> **EXTRACTED MATERIAL**
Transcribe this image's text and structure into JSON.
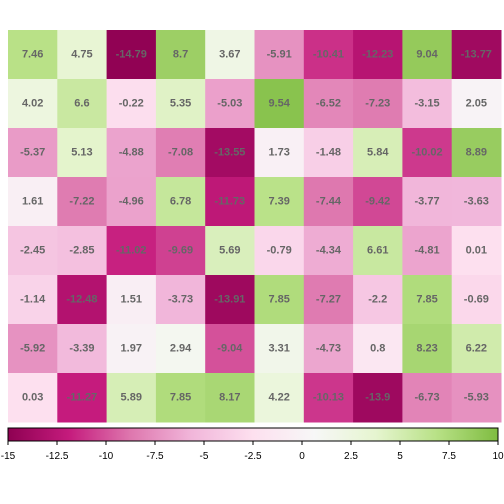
{
  "chart_data": {
    "type": "heatmap",
    "rows": [
      [
        7.46,
        4.75,
        -14.79,
        8.7,
        3.67,
        -5.91,
        -10.41,
        -12.23,
        9.04,
        -13.77
      ],
      [
        4.02,
        6.6,
        -0.22,
        5.35,
        -5.03,
        9.54,
        -6.52,
        -7.23,
        -3.15,
        2.05
      ],
      [
        -5.37,
        5.13,
        -4.88,
        -7.08,
        -13.55,
        1.73,
        -1.48,
        5.84,
        -10.02,
        8.89
      ],
      [
        1.61,
        -7.22,
        -4.96,
        6.78,
        -11.73,
        7.39,
        -7.44,
        -9.42,
        -3.77,
        -3.63
      ],
      [
        -2.45,
        -2.85,
        -11.02,
        -9.69,
        5.69,
        -0.79,
        -4.34,
        6.61,
        -4.81,
        0.01
      ],
      [
        -1.14,
        -12.48,
        1.51,
        -3.73,
        -13.91,
        7.85,
        -7.27,
        -2.2,
        7.85,
        -0.69
      ],
      [
        -5.92,
        -3.39,
        1.97,
        2.94,
        -9.04,
        3.31,
        -4.73,
        0.8,
        8.23,
        6.22
      ],
      [
        0.03,
        -11.27,
        5.89,
        7.85,
        8.17,
        4.22,
        -10.13,
        -13.9,
        -6.73,
        -5.93
      ]
    ],
    "color_scale": {
      "min": -15,
      "max": 10,
      "palette": "PiYG",
      "stops": [
        "#8e0152",
        "#c51b7d",
        "#de77ae",
        "#f1b6da",
        "#fde0ef",
        "#f7f7f7",
        "#e6f5d0",
        "#b8e186",
        "#7fbc41"
      ],
      "legend_position": "bottom",
      "ticks": [
        {
          "value": -15,
          "label": "-15"
        },
        {
          "value": -12.5,
          "label": "-12.5"
        },
        {
          "value": -10,
          "label": "-10"
        },
        {
          "value": -7.5,
          "label": "-7.5"
        },
        {
          "value": -5,
          "label": "-5"
        },
        {
          "value": -2.5,
          "label": "-2.5"
        },
        {
          "value": 0,
          "label": "0"
        },
        {
          "value": 2.5,
          "label": "2.5"
        },
        {
          "value": 5,
          "label": "5"
        },
        {
          "value": 7.5,
          "label": "7.5"
        },
        {
          "value": 10,
          "label": "10"
        }
      ]
    },
    "label_color": "#666666",
    "grid": false
  }
}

> **WORK INSTRUCTIONS**
All of the data above should be transcribed verbatim, with pictures omitted.

> **WRITTEN RESPONSE**
Transcribe this image's text and structure into JSON.
{
  "chart_data": {
    "type": "heatmap",
    "rows": [
      [
        7.46,
        4.75,
        -14.79,
        8.7,
        3.67,
        -5.91,
        -10.41,
        -12.23,
        9.04,
        -13.77
      ],
      [
        4.02,
        6.6,
        -0.22,
        5.35,
        -5.03,
        9.54,
        -6.52,
        -7.23,
        -3.15,
        2.05
      ],
      [
        -5.37,
        5.13,
        -4.88,
        -7.08,
        -13.55,
        1.73,
        -1.48,
        5.84,
        -10.02,
        8.89
      ],
      [
        1.61,
        -7.22,
        -4.96,
        6.78,
        -11.73,
        7.39,
        -7.44,
        -9.42,
        -3.77,
        -3.63
      ],
      [
        -2.45,
        -2.85,
        -11.02,
        -9.69,
        5.69,
        -0.79,
        -4.34,
        6.61,
        -4.81,
        0.01
      ],
      [
        -1.14,
        -12.48,
        1.51,
        -3.73,
        -13.91,
        7.85,
        -7.27,
        -2.2,
        7.85,
        -0.69
      ],
      [
        -5.92,
        -3.39,
        1.97,
        2.94,
        -9.04,
        3.31,
        -4.73,
        0.8,
        8.23,
        6.22
      ],
      [
        0.03,
        -11.27,
        5.89,
        7.85,
        8.17,
        4.22,
        -10.13,
        -13.9,
        -6.73,
        -5.93
      ]
    ],
    "color_scale": {
      "min": -15,
      "max": 10,
      "palette": "PiYG",
      "stops": [
        "#8e0152",
        "#c51b7d",
        "#de77ae",
        "#f1b6da",
        "#fde0ef",
        "#f7f7f7",
        "#e6f5d0",
        "#b8e186",
        "#7fbc41"
      ],
      "legend_position": "bottom",
      "ticks": [
        {
          "value": -15,
          "label": "-15"
        },
        {
          "value": -12.5,
          "label": "-12.5"
        },
        {
          "value": -10,
          "label": "-10"
        },
        {
          "value": -7.5,
          "label": "-7.5"
        },
        {
          "value": -5,
          "label": "-5"
        },
        {
          "value": -2.5,
          "label": "-2.5"
        },
        {
          "value": 0,
          "label": "0"
        },
        {
          "value": 2.5,
          "label": "2.5"
        },
        {
          "value": 5,
          "label": "5"
        },
        {
          "value": 7.5,
          "label": "7.5"
        },
        {
          "value": 10,
          "label": "10"
        }
      ]
    },
    "label_color": "#666666",
    "grid": false
  }
}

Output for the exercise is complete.